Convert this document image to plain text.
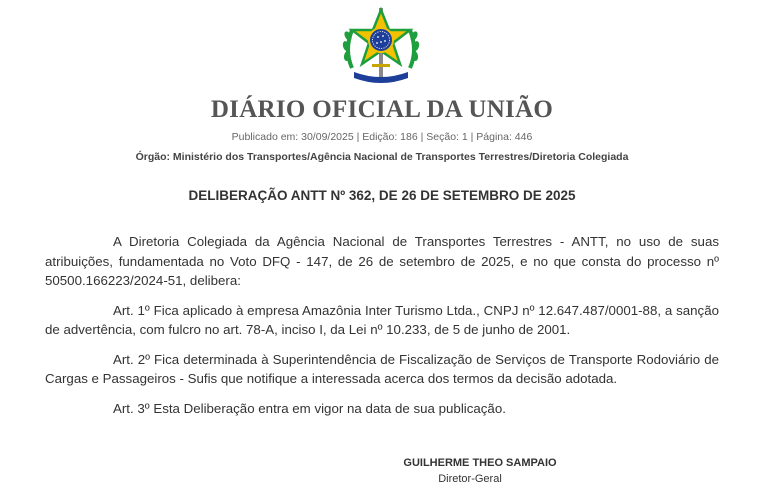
DIÁRIO OFICIAL DA UNIÃO
Publicado em: 30/09/2025 | Edição: 186 | Seção: 1 | Página: 446
Órgão: Ministério dos Transportes/Agência Nacional de Transportes Terrestres/Diretoria Colegiada
DELIBERAÇÃO ANTT Nº 362, DE 26 DE SETEMBRO DE 2025

A Diretoria Colegiada da Agência Nacional de Transportes Terrestres - ANTT, no uso de suas atribuições, fundamentada no Voto DFQ - 147, de 26 de setembro de 2025, e no que consta do processo nº 50500.166223/2024-51, delibera:

Art. 1º Fica aplicado à empresa Amazônia Inter Turismo Ltda., CNPJ nº 12.647.487/0001-88, a sanção de advertência, com fulcro no art. 78-A, inciso I, da Lei nº 10.233, de 5 de junho de 2001.

Art. 2º Fica determinada à Superintendência de Fiscalização de Serviços de Transporte Rodoviário de Cargas e Passageiros - Sufis que notifique a interessada acerca dos termos da decisão adotada.

Art. 3º Esta Deliberação entra em vigor na data de sua publicação.

GUILHERME THEO SAMPAIO
Diretor-Geral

○ ○ ○

Count how many lines include the string "Terrestres". Nothing but the number is needed.

### FULL ANSWER
2